Problem description: Work through the entries below and report how many lines include "with". The number alone is the answer.

Input records:

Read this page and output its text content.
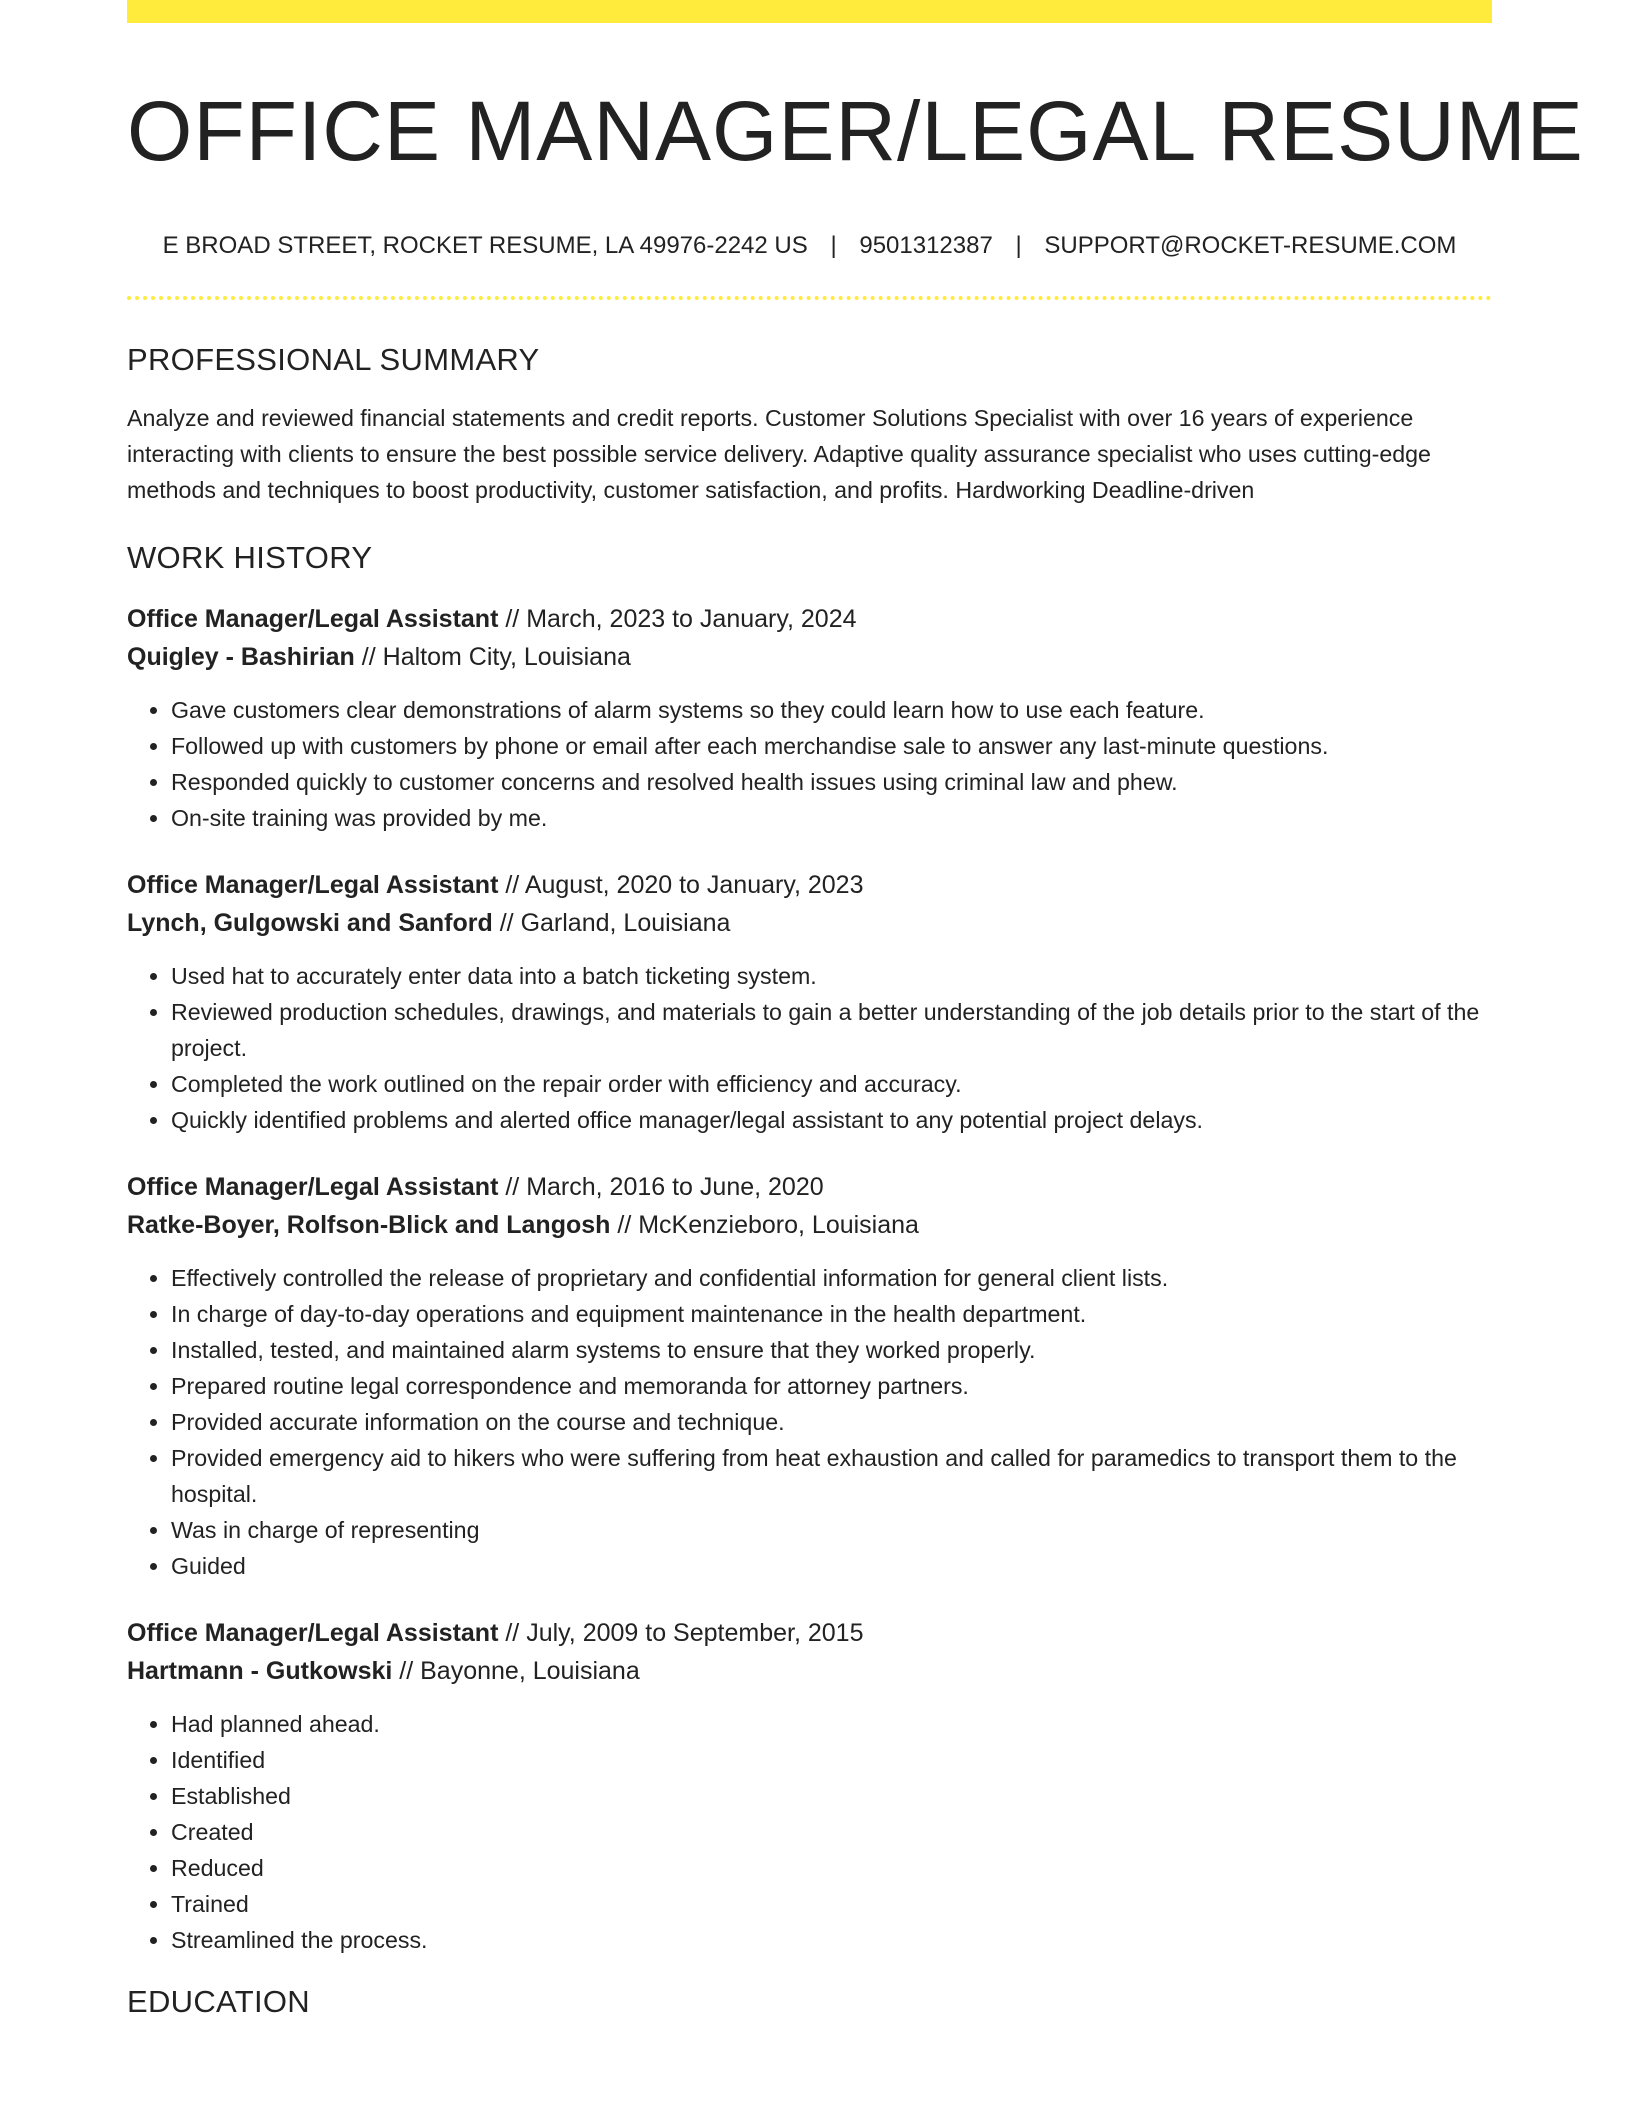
OFFICE MANAGER/LEGAL RESUME
E BROAD STREET, ROCKET RESUME, LA 49976-2242 US | 9501312387 | SUPPORT@ROCKET-RESUME.COM
PROFESSIONAL SUMMARY
Analyze and reviewed financial statements and credit reports. Customer Solutions Specialist with over 16 years of experience interacting with clients to ensure the best possible service delivery. Adaptive quality assurance specialist who uses cutting-edge methods and techniques to boost productivity, customer satisfaction, and profits. Hardworking Deadline-driven
WORK HISTORY
Office Manager/Legal Assistant // March, 2023 to January, 2024
Quigley - Bashirian // Haltom City, Louisiana
• Gave customers clear demonstrations of alarm systems so they could learn how to use each feature.
• Followed up with customers by phone or email after each merchandise sale to answer any last-minute questions.
• Responded quickly to customer concerns and resolved health issues using criminal law and phew.
• On-site training was provided by me.
Office Manager/Legal Assistant // August, 2020 to January, 2023
Lynch, Gulgowski and Sanford // Garland, Louisiana
• Used hat to accurately enter data into a batch ticketing system.
• Reviewed production schedules, drawings, and materials to gain a better understanding of the job details prior to the start of the project.
• Completed the work outlined on the repair order with efficiency and accuracy.
• Quickly identified problems and alerted office manager/legal assistant to any potential project delays.
Office Manager/Legal Assistant // March, 2016 to June, 2020
Ratke-Boyer, Rolfson-Blick and Langosh // McKenzieboro, Louisiana
• Effectively controlled the release of proprietary and confidential information for general client lists.
• In charge of day-to-day operations and equipment maintenance in the health department.
• Installed, tested, and maintained alarm systems to ensure that they worked properly.
• Prepared routine legal correspondence and memoranda for attorney partners.
• Provided accurate information on the course and technique.
• Provided emergency aid to hikers who were suffering from heat exhaustion and called for paramedics to transport them to the hospital.
• Was in charge of representing
• Guided
Office Manager/Legal Assistant // July, 2009 to September, 2015
Hartmann - Gutkowski // Bayonne, Louisiana
• Had planned ahead.
• Identified
• Established
• Created
• Reduced
• Trained
• Streamlined the process.
EDUCATION
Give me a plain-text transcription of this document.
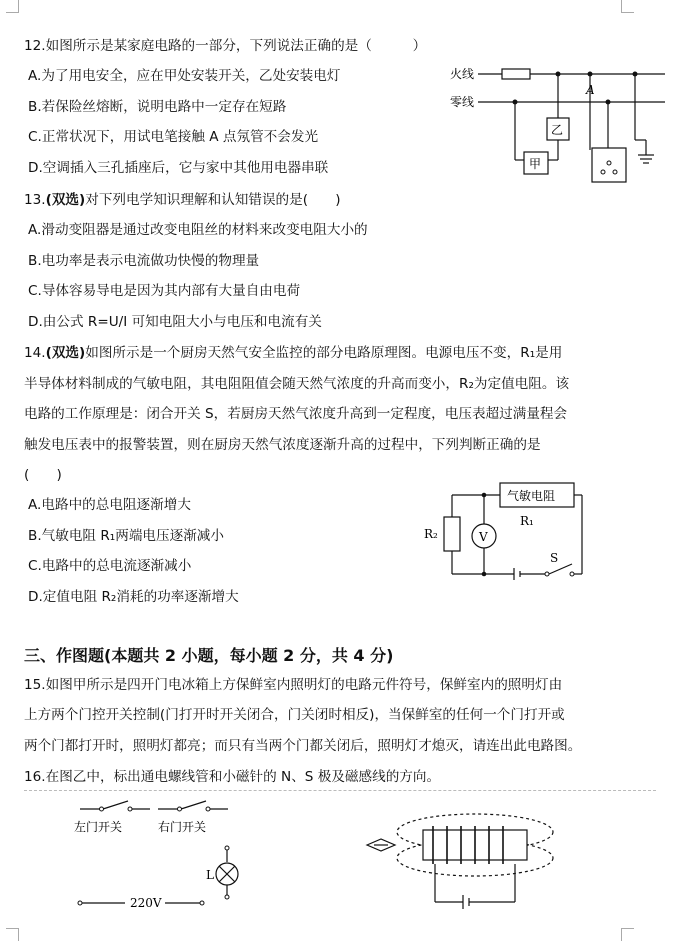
12.如图所示是某家庭电路的一部分，下列说法正确的是（　　　）
A.为了用电安全，应在甲处安装开关，乙处安装电灯
B.若保险丝熔断，说明电路中一定存在短路
C.正常状况下，用试电笔接触 A 点氖管不会发光
D.空调插入三孔插座后，它与家中其他用电器串联
火线
零线
A
乙
甲
13.(双选)对下列电学知识理解和认知错误的是(　　)
A.滑动变阻器是通过改变电阻丝的材料来改变电阻大小的
B.电功率是表示电流做功快慢的物理量
C.导体容易导电是因为其内部有大量自由电荷
D.由公式 R=U/I 可知电阻大小与电压和电流有关
14.(双选)如图所示是一个厨房天然气安全监控的部分电路原理图。电源电压不变，R₁是用
半导体材料制成的气敏电阻，其电阻阻值会随天然气浓度的升高而变小，R₂为定值电阻。该
电路的工作原理是：闭合开关 S，若厨房天然气浓度升高到一定程度，电压表超过满量程会
触发电压表中的报警装置，则在厨房天然气浓度逐渐升高的过程中，下列判断正确的是
(　　)
A.电路中的总电阻逐渐增大
B.气敏电阻 R₁两端电压逐渐减小
C.电路中的总电流逐渐减小
D.定值电阻 R₂消耗的功率逐渐增大
气敏电阻
R₁
R₂	V
S
三、作图题(本题共 2 小题，每小题 2 分，共 4 分)
15.如图甲所示是四开门电冰箱上方保鲜室内照明灯的电路元件符号，保鲜室内的照明灯由
上方两个门控开关控制(门打开时开关闭合，门关闭时相反)，当保鲜室的任何一个门打开或
两个门都打开时，照明灯都亮；而只有当两个门都关闭后，照明灯才熄灭，请连出此电路图。
16.在图乙中，标出通电螺线管和小磁针的 N、S 极及磁感线的方向。
左门开关	右门开关
L
220V
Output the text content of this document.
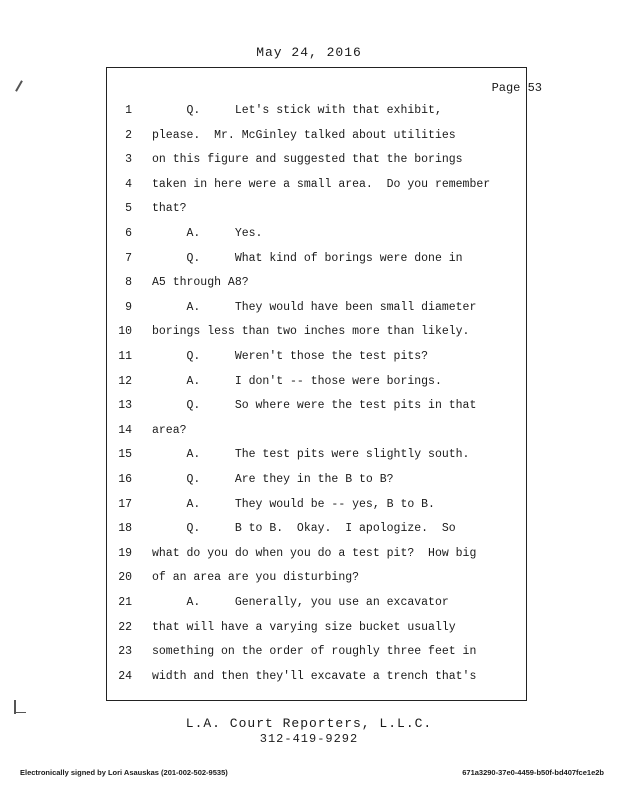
May 24, 2016
Page 53
1 Q.     Let's stick with that exhibit,
2 please.  Mr. McGinley talked about utilities
3 on this figure and suggested that the borings
4 taken in here were a small area.  Do you remember
5 that?
6 A.     Yes.
7 Q.     What kind of borings were done in
8 A5 through A8?
9 A.     They would have been small diameter
10 borings less than two inches more than likely.
11 Q.     Weren't those the test pits?
12 A.     I don't -- those were borings.
13 Q.     So where were the test pits in that
14 area?
15 A.     The test pits were slightly south.
16 Q.     Are they in the B to B?
17 A.     They would be -- yes, B to B.
18 Q.     B to B.  Okay.  I apologize.  So
19 what do you do when you do a test pit?  How big
20 of an area are you disturbing?
21 A.     Generally, you use an excavator
22 that will have a varying size bucket usually
23 something on the order of roughly three feet in
24 width and then they'll excavate a trench that's
L.A. Court Reporters, L.L.C.
312-419-9292
Electronically signed by Lori Asauskas (201-002-502-9535)	671a3290-37e0-4459-b50f-bd407fce1e2b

Output for this exercise: 4